* _Exercise task_
Go through each line of the records below and count those with the word "Pelita". Give only the count.

Recorded data

____

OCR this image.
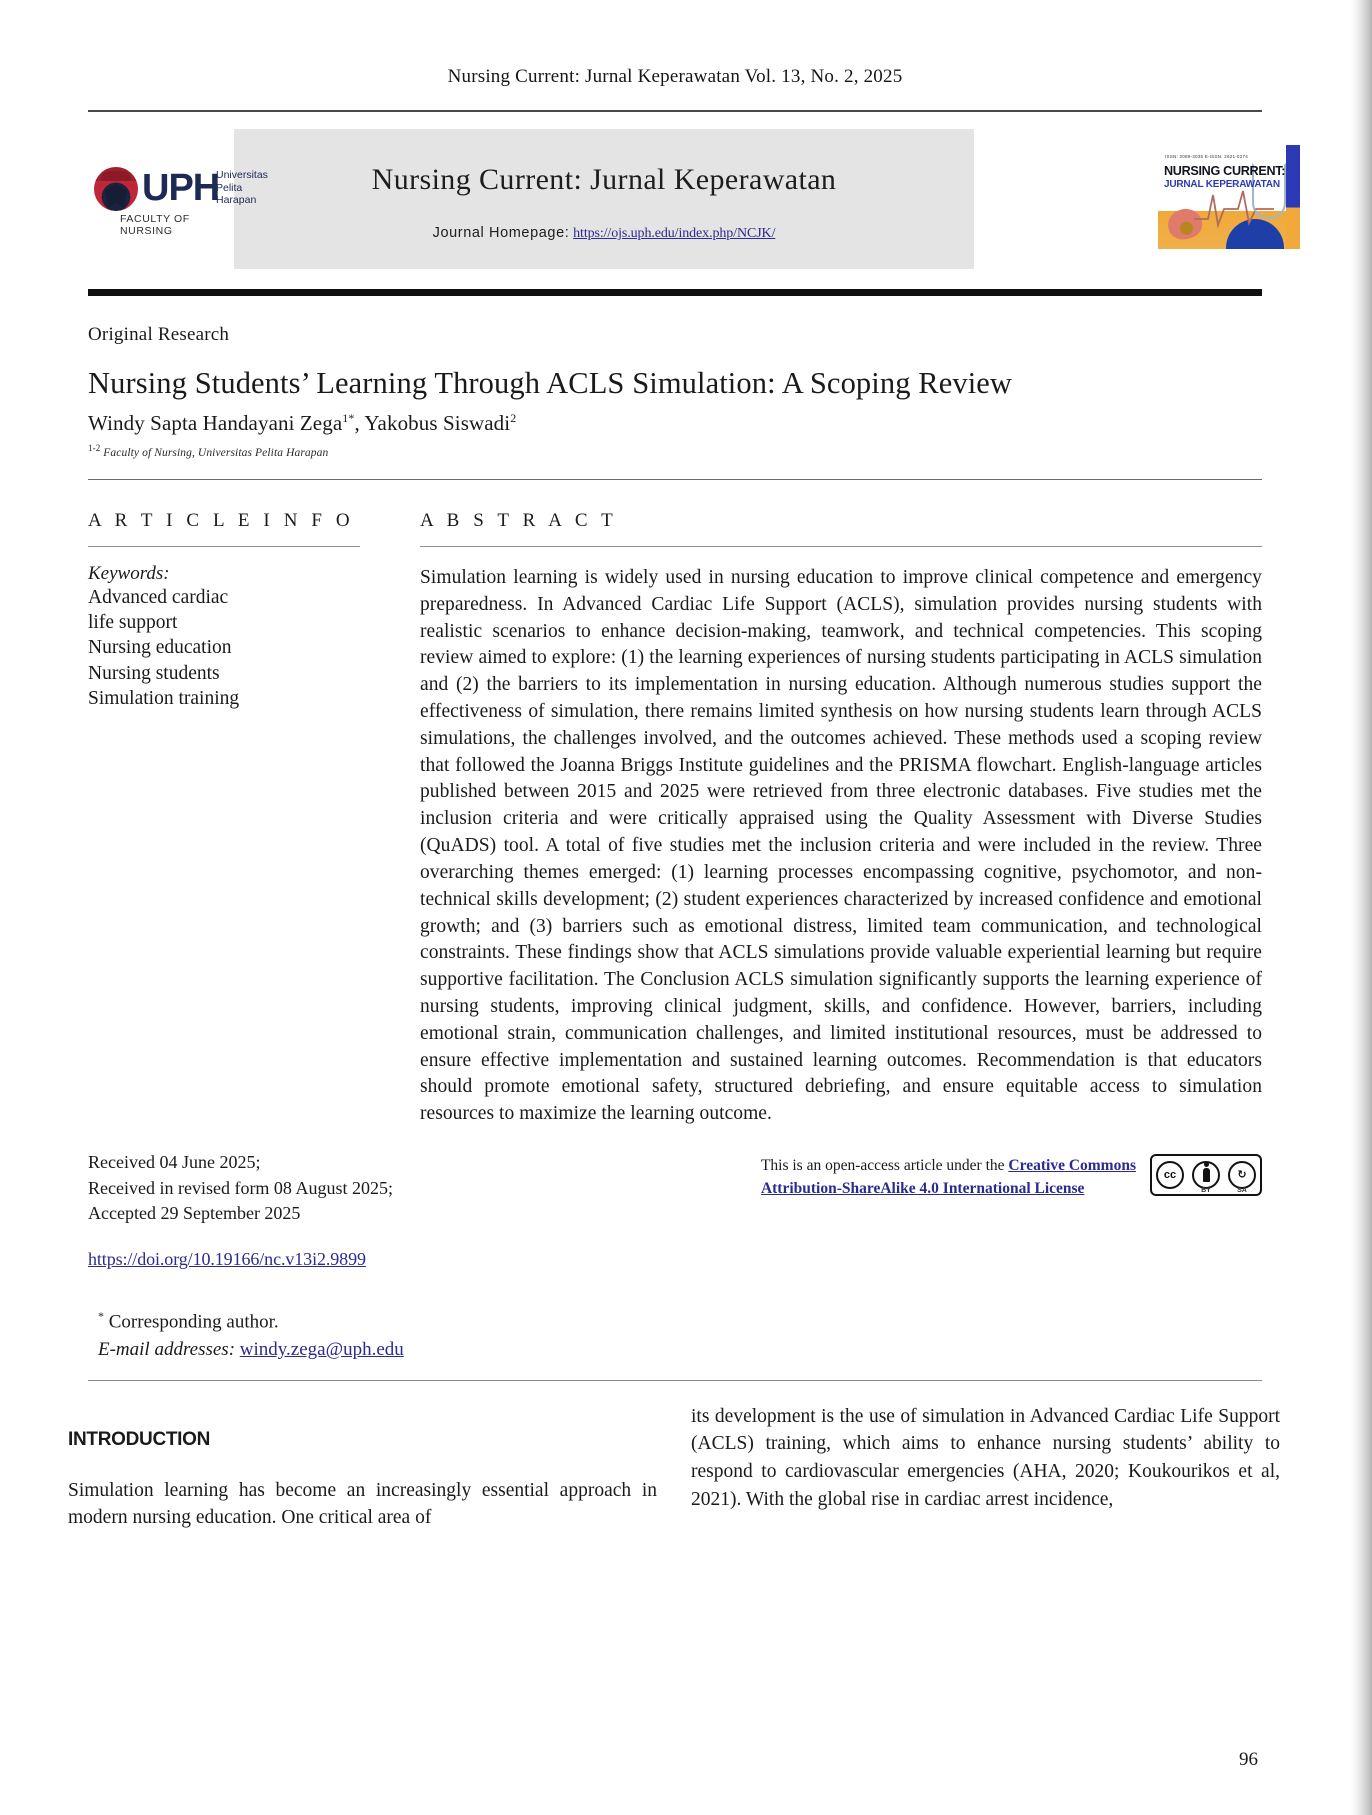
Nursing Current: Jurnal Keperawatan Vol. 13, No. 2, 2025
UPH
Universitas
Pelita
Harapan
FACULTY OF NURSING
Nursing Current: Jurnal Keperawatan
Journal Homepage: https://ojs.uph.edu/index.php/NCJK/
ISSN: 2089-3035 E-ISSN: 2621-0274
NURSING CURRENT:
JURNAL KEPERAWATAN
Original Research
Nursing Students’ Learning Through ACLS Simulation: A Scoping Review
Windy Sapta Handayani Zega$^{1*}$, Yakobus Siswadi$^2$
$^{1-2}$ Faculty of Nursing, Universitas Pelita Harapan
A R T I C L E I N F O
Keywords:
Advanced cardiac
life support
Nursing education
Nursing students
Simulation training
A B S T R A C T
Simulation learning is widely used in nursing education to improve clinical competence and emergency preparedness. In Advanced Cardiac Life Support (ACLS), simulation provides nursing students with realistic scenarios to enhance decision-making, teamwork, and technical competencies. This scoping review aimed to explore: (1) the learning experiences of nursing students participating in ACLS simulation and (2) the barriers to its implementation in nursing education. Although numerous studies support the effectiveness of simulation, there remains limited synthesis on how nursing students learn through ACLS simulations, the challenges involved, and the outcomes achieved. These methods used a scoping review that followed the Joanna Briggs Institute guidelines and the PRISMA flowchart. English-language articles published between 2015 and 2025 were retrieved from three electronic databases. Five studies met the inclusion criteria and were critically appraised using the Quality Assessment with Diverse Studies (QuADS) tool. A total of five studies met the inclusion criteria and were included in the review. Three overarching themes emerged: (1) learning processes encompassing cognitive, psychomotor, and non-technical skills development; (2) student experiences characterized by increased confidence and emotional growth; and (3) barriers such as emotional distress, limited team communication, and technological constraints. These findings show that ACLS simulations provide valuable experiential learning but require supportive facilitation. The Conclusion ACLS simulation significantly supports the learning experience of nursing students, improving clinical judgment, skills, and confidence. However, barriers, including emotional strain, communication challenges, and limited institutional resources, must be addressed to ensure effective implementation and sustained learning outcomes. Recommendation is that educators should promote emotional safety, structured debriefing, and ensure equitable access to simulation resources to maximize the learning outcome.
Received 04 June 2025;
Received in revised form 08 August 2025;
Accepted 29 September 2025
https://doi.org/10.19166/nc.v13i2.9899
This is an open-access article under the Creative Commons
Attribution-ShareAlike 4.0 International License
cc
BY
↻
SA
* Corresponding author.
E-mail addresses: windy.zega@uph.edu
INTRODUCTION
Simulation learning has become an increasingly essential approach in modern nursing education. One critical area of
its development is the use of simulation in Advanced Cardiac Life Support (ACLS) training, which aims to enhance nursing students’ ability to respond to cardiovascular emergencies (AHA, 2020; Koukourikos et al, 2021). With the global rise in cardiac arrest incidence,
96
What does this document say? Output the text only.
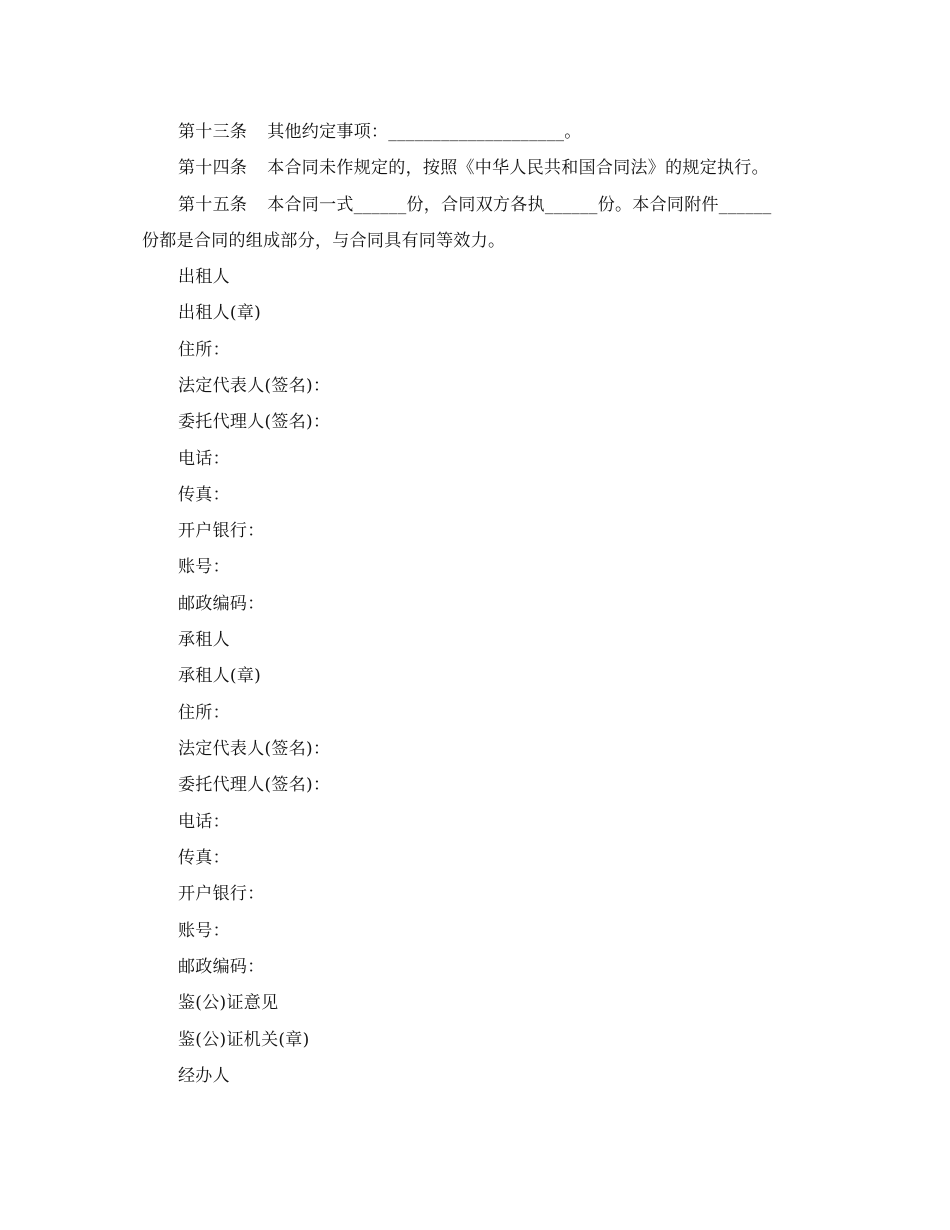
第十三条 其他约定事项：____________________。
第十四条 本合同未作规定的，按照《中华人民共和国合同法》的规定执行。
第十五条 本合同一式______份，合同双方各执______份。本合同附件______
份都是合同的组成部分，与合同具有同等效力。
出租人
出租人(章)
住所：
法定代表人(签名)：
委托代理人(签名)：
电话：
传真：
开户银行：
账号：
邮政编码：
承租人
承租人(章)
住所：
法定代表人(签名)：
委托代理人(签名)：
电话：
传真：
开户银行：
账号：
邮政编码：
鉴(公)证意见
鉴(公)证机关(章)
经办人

____

* _Complete response_
2